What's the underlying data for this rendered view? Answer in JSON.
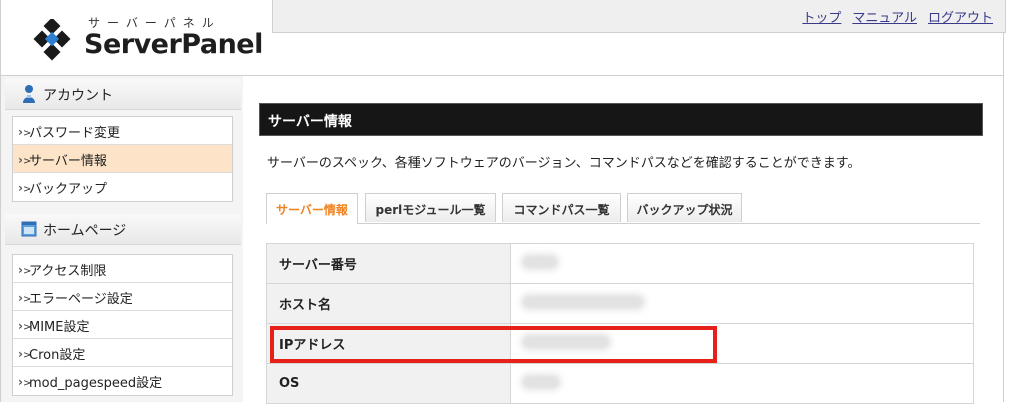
{
  "header": {
    "logo_kana": "サーバーパネル",
    "logo_text": "ServerPanel",
    "links": [
      {
        "label": "トップ"
      },
      {
        "label": "マニュアル"
      },
      {
        "label": "ログアウト"
      }
    ]
  },
  "sidebar": {
    "sections": [
      {
        "heading": "アカウント",
        "icon": "user-icon",
        "items": [
          {
            "label": "パスワード変更",
            "active": false
          },
          {
            "label": "サーバー情報",
            "active": true
          },
          {
            "label": "バックアップ",
            "active": false
          }
        ]
      },
      {
        "heading": "ホームページ",
        "icon": "window-icon",
        "items": [
          {
            "label": "アクセス制限",
            "active": false
          },
          {
            "label": "エラーページ設定",
            "active": false
          },
          {
            "label": "MIME設定",
            "active": false
          },
          {
            "label": "Cron設定",
            "active": false
          },
          {
            "label": "mod_pagespeed設定",
            "active": false
          }
        ]
      }
    ]
  },
  "main": {
    "section_title": "サーバー情報",
    "description": "サーバーのスペック、各種ソフトウェアのバージョン、コマンドパスなどを確認することができます。",
    "tabs": [
      {
        "label": "サーバー情報",
        "active": true
      },
      {
        "label": "perlモジュール一覧",
        "active": false
      },
      {
        "label": "コマンドパス一覧",
        "active": false
      },
      {
        "label": "バックアップ状況",
        "active": false
      }
    ],
    "rows": [
      {
        "key": "サーバー番号",
        "value": ""
      },
      {
        "key": "ホスト名",
        "value": ""
      },
      {
        "key": "IPアドレス",
        "value": ""
      },
      {
        "key": "OS",
        "value": ""
      }
    ]
  },
  "colors": {
    "accent": "#f08320",
    "highlight": "#e8201a",
    "title_bar": "#161616",
    "active_item": "#fde4c8"
  }
}
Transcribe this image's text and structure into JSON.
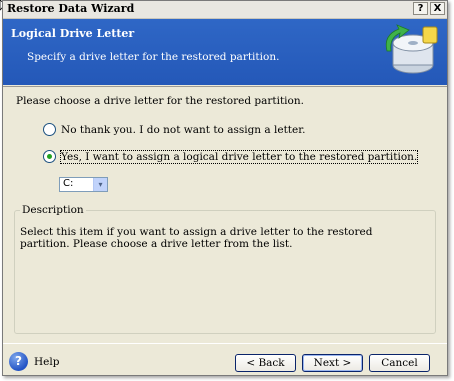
{
  "window": {
    "title": "Restore Data Wizard",
    "help_btn": "?",
    "close_btn": "X"
  },
  "header": {
    "title": "Logical Drive Letter",
    "subtitle": "Specify a drive letter for the restored partition."
  },
  "content": {
    "prompt": "Please choose a drive letter for the restored partition.",
    "options": [
      {
        "label": "No thank you. I do not want to assign a letter.",
        "selected": false
      },
      {
        "label": "Yes, I want to assign a logical drive letter to the restored partition.",
        "selected": true
      }
    ],
    "drive_select": {
      "value": "C:",
      "arrow": "▾"
    },
    "description": {
      "legend": "Description",
      "text": "Select this item if you want to assign a drive letter to the restored partition. Please choose a drive letter from the list."
    }
  },
  "footer": {
    "help_icon": "?",
    "help": "Help",
    "back": "< Back",
    "next": "Next >",
    "cancel": "Cancel"
  },
  "colors": {
    "header_bg": "#2f67c6",
    "window_bg": "#ece9d8",
    "radio_selected": "#21a121"
  }
}
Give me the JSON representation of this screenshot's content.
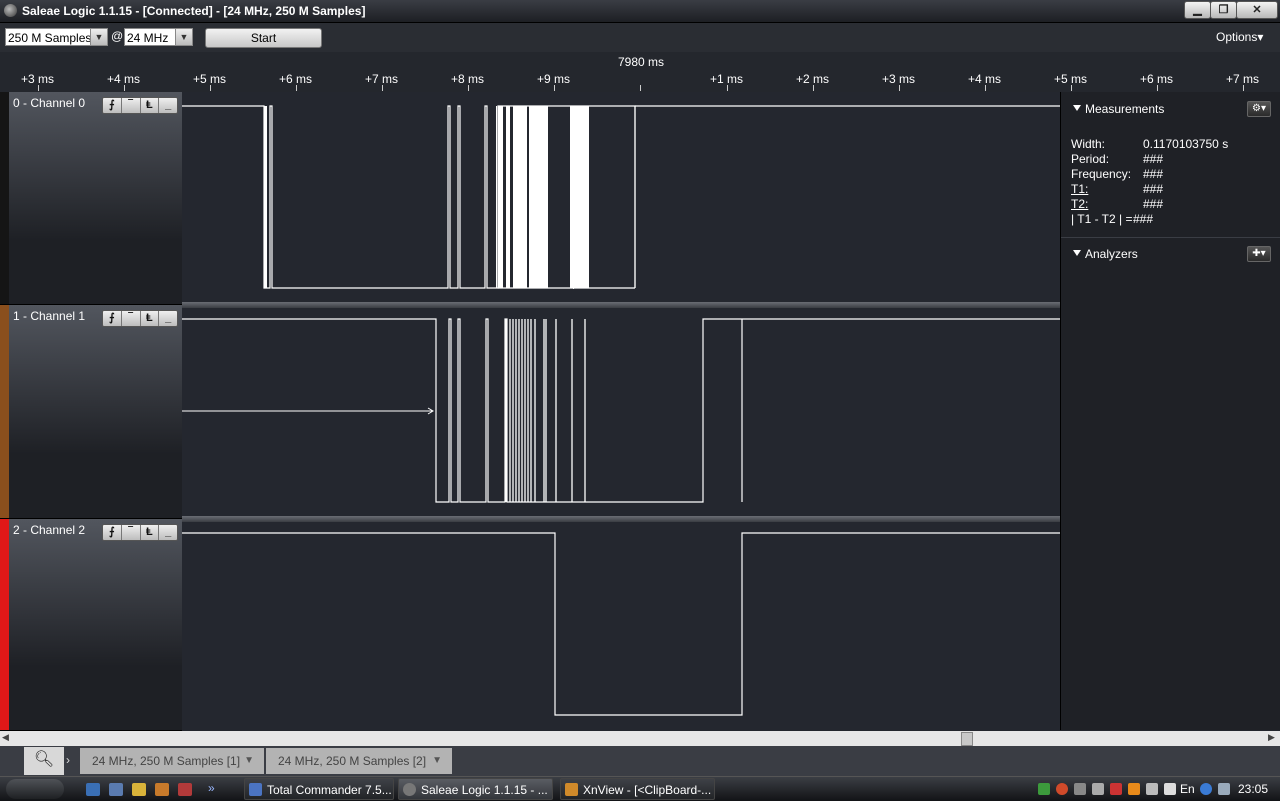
{
  "window": {
    "title": "Saleae Logic 1.1.15 - [Connected] - [24 MHz, 250 M Samples]"
  },
  "toolbar": {
    "samples_value": "250 M Samples",
    "at_sign": "@",
    "rate_value": "24 MHz",
    "start_label": "Start",
    "options_label": "Options▾"
  },
  "ruler": {
    "center_label": "7980 ms",
    "ticks": [
      "+3 ms",
      "+4 ms",
      "+5 ms",
      "+6 ms",
      "+7 ms",
      "+8 ms",
      "+9 ms",
      "+1 ms",
      "+2 ms",
      "+3 ms",
      "+4 ms",
      "+5 ms",
      "+6 ms",
      "+7 ms"
    ]
  },
  "channels": [
    {
      "label": "0 - Channel 0",
      "color": "#1a1a1a"
    },
    {
      "label": "1 - Channel 1",
      "color": "#8a4f1d"
    },
    {
      "label": "2 - Channel 2",
      "color": "#e01818"
    }
  ],
  "trigger_buttons": [
    "⨍",
    "‾",
    "Ⱡ",
    "_"
  ],
  "measurements": {
    "title": "Measurements",
    "rows": [
      {
        "label": "Width:",
        "value": "0.1170103750 s"
      },
      {
        "label": "Period:",
        "value": "###"
      },
      {
        "label": "Frequency:",
        "value": "###"
      },
      {
        "label": "T1:",
        "value": "###"
      },
      {
        "label": "T2:",
        "value": "###"
      },
      {
        "label": "| T1 - T2 | =",
        "value": "###"
      }
    ]
  },
  "analyzers": {
    "title": "Analyzers"
  },
  "tabs": {
    "tab1": "24 MHz, 250 M Samples [1]",
    "tab2": "24 MHz, 250 M Samples [2]"
  },
  "taskbar": {
    "items": [
      "Total Commander 7.5...",
      "Saleae Logic 1.1.15 - ...",
      "XnView - [<ClipBoard-..."
    ],
    "language": "En",
    "clock": "23:05"
  }
}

=-=-=-=-=

*What you have to do*.
Skip every picture and transcribe the data above exactly.

*Task solution*.
What's the underlying data for this rendered view? Answer in JSON.
{
  "header": {
    "logo_kana": "サーバーパネル",
    "logo_text": "ServerPanel",
    "links": [
      {
        "label": "トップ"
      },
      {
        "label": "マニュアル"
      },
      {
        "label": "ログアウト"
      }
    ]
  },
  "sidebar": {
    "sections": [
      {
        "heading": "アカウント",
        "icon": "user-icon",
        "items": [
          {
            "label": "パスワード変更",
            "active": false
          },
          {
            "label": "サーバー情報",
            "active": true
          },
          {
            "label": "バックアップ",
            "active": false
          }
        ]
      },
      {
        "heading": "ホームページ",
        "icon": "window-icon",
        "items": [
          {
            "label": "アクセス制限",
            "active": false
          },
          {
            "label": "エラーページ設定",
            "active": false
          },
          {
            "label": "MIME設定",
            "active": false
          },
          {
            "label": "Cron設定",
            "active": false
          },
          {
            "label": "mod_pagespeed設定",
            "active": false
          }
        ]
      }
    ]
  },
  "main": {
    "section_title": "サーバー情報",
    "description": "サーバーのスペック、各種ソフトウェアのバージョン、コマンドパスなどを確認することができます。",
    "tabs": [
      {
        "label": "サーバー情報",
        "active": true
      },
      {
        "label": "perlモジュール一覧",
        "active": false
      },
      {
        "label": "コマンドパス一覧",
        "active": false
      },
      {
        "label": "バックアップ状況",
        "active": false
      }
    ],
    "rows": [
      {
        "key": "サーバー番号",
        "value": ""
      },
      {
        "key": "ホスト名",
        "value": ""
      },
      {
        "key": "IPアドレス",
        "value": ""
      },
      {
        "key": "OS",
        "value": ""
      }
    ]
  },
  "colors": {
    "accent": "#f08320",
    "highlight": "#e8201a",
    "title_bar": "#161616",
    "active_item": "#fde4c8"
  }
}
Transcribe this image's text and structure into JSON.
{
  "window": {
    "title": "Restore Data Wizard",
    "help_btn": "?",
    "close_btn": "X"
  },
  "header": {
    "title": "Logical Drive Letter",
    "subtitle": "Specify a drive letter for the restored partition."
  },
  "content": {
    "prompt": "Please choose a drive letter for the restored partition.",
    "options": [
      {
        "label": "No thank you. I do not want to assign a letter.",
        "selected": false
      },
      {
        "label": "Yes, I want to assign a logical drive letter to the restored partition.",
        "selected": true
      }
    ],
    "drive_select": {
      "value": "C:",
      "arrow": "▾"
    },
    "description": {
      "legend": "Description",
      "text": "Select this item if you want to assign a drive letter to the restored partition. Please choose a drive letter from the list."
    }
  },
  "footer": {
    "help_icon": "?",
    "help": "Help",
    "back": "< Back",
    "next": "Next >",
    "cancel": "Cancel"
  },
  "colors": {
    "header_bg": "#2f67c6",
    "window_bg": "#ece9d8",
    "radio_selected": "#21a121"
  }
}
Give me the JSON representation of this screenshot's content.
{
  "window": {
    "title": "Saleae Logic 1.1.15 - [Connected] - [24 MHz, 250 M Samples]"
  },
  "toolbar": {
    "samples_value": "250 M Samples",
    "at_sign": "@",
    "rate_value": "24 MHz",
    "start_label": "Start",
    "options_label": "Options▾"
  },
  "ruler": {
    "center_label": "7980 ms",
    "ticks": [
      "+3 ms",
      "+4 ms",
      "+5 ms",
      "+6 ms",
      "+7 ms",
      "+8 ms",
      "+9 ms",
      "+1 ms",
      "+2 ms",
      "+3 ms",
      "+4 ms",
      "+5 ms",
      "+6 ms",
      "+7 ms"
    ]
  },
  "channels": [
    {
      "label": "0 - Channel 0",
      "color": "#1a1a1a"
    },
    {
      "label": "1 - Channel 1",
      "color": "#8a4f1d"
    },
    {
      "label": "2 - Channel 2",
      "color": "#e01818"
    }
  ],
  "trigger_buttons": [
    "⨍",
    "‾",
    "Ⱡ",
    "_"
  ],
  "measurements": {
    "title": "Measurements",
    "rows": [
      {
        "label": "Width:",
        "value": "0.1170103750 s"
      },
      {
        "label": "Period:",
        "value": "###"
      },
      {
        "label": "Frequency:",
        "value": "###"
      },
      {
        "label": "T1:",
        "value": "###"
      },
      {
        "label": "T2:",
        "value": "###"
      },
      {
        "label": "| T1 - T2 | =",
        "value": "###"
      }
    ]
  },
  "analyzers": {
    "title": "Analyzers"
  },
  "tabs": {
    "tab1": "24 MHz, 250 M Samples [1]",
    "tab2": "24 MHz, 250 M Samples [2]"
  },
  "taskbar": {
    "items": [
      "Total Commander 7.5...",
      "Saleae Logic 1.1.15 - ...",
      "XnView - [<ClipBoard-..."
    ],
    "language": "En",
    "clock": "23:05"
  }
}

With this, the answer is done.